[Text extract]:
++++++++
ConfigValid =  0x3a6fb67c

DelayTime   = 0.005


...


def WriteByte(Reg, Value):

    data = [0 for i in range(2)]

    data[0] = Reg

    data[1] = Value

    bus.write_i2c_block_data(0x4b, 1, data)

def WriteHalfWord(Reg, Value):

    data = [0 for i in range(3)]

    data[0] = Reg

    data[1] = Value & 0xff

    data[2] = (Value>>8) & 0xff

    bus.write_i2c_block_data(0x4b, 1, data)

def WriteOneWord(Reg, Value):

    data = [0 for i in range(5)]

    data[0] = Reg

    data[1] = Value & 0xff

    data[2] = (Value>>8) & 0xff

    data[3] = (Value>>16) & 0xff

    data[4] = (Value>>24) & 0xff

    bus.write_i2c_block_data(0x4b, 1, data)

def SetDefault():

    WriteOneWord(CONFIG_VALID, 0x00000000)


class MotorBridgeCape:

    def __init__(self):

        reset_pin.write_text("high")

        time.sleep(1)

Now, those changes to the source are current as of 12/2020 with the current image of (uname -a) Linux beaglebone 4.19.94-ti-r57 and (cat /etc/dogtag)
BeagleBoard.org
Debian Buster IoT Image 2020-04-06. If something changes and you are attempting this effort for one or two steppers and one or two DC motors with a limit switch, please reply or respond.

Oh and here…without the board powered on, try these instructions. You do not want to have the BBGG powered when you are attempting to put wires into the pin headers. It may cause issues or harm the processor, the am335x.

The idea behind our changing of the source is so the libraries work with our current config. of the BBGG and Motor Bridge Cape along w/ the Sabertooth from Dimension Engineering.

So, plug in GND to GND from your limit switch to the BBGG. GND to GND (0v) from the Sabertooth to GND on the BBGG.

Use p9.21 as a TX UART from your BBGG w/ the Motor Bridge Cape attached to the S1 terminal on the Sabertooth. Do not add power just yet. We still need to configure the board to handle our set up and first the set up needs to be completed.

Now, b/c most limit switches are 5v, we will need to find one that is 3.3v so we do not harass our cpu into nonexistence.

Please be aware that the BBGG and other boards from
Beagleboard.org
only allow for 3.3v input and output technology logic outside of power and GND. So, for instance, if we were to use the PWM peripheral or a GPIO, 3.3v is our max input for these peripherals.

Plus, we can only source 4 to 6mA per pin. So, be careful while using specific sensors, tactile switches, and other push buttons.

A current limiting resistor is usually a good idea for reducing the current to the pin in case things decide to feed back through into the pin by "accident."

So, w/ our switch or w/ your switch, please use a resistor. If you know how much current/amperes the switch will put into the pin in question, a GPIO pin on p8.28 or p8.29 on the BBGG w/ the Motor Bridge Cape attached, use a formula to figure out exactly the type of resistor you will need to prevent damage to the BBGG or cpu SiP.
++++++++
[Record list]:

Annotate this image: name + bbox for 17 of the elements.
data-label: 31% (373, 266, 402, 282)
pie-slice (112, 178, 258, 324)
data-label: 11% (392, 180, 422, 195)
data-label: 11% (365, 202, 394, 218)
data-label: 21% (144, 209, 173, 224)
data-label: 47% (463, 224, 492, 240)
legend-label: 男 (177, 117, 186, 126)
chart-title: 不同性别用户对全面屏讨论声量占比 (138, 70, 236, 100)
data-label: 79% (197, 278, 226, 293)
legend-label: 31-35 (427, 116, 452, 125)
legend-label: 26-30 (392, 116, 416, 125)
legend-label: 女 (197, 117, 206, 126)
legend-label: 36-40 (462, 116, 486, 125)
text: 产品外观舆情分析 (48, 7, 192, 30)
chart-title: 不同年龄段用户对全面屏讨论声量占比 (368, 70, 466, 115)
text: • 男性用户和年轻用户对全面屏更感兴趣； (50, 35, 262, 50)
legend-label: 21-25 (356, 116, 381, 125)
++++++++
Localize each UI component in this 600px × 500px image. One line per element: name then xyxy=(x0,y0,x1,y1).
++++++++
[Prompt 1]:
Answer these questions from the Motor Bridge Cape post, one line each:
(a) Which I2C address do the write functions pass to bus.write_i2c_block_data?
(b) Which BBGG pin serves as the TX UART, and which Sabertooth terminal does it connect to?
(c) How much current can be sourced per pin?
[Prompt 2]: Summarize the Motor Bridge Cape post in two sentences.

[Exercise result 1]:
(a) 0x4b
(b) p9.21, connected to the S1 terminal
(c) 4 to 6mA

[Exercise result 2]: The post gives modified library source so the Motor Bridge Cape and a Sabertooth from Dimension Engineering work with the BBGG, current as of 12/2020 on the Debian Buster IoT image. It then explains wiring with the board powered off, with shared grounds and p9.21 as a TX UART to the Sabertooth's S1 terminal, and warns that the pins allow only 3.3v logic and source 4 to 6mA, so a 3.3v limit switch and a current limiting resistor should be used.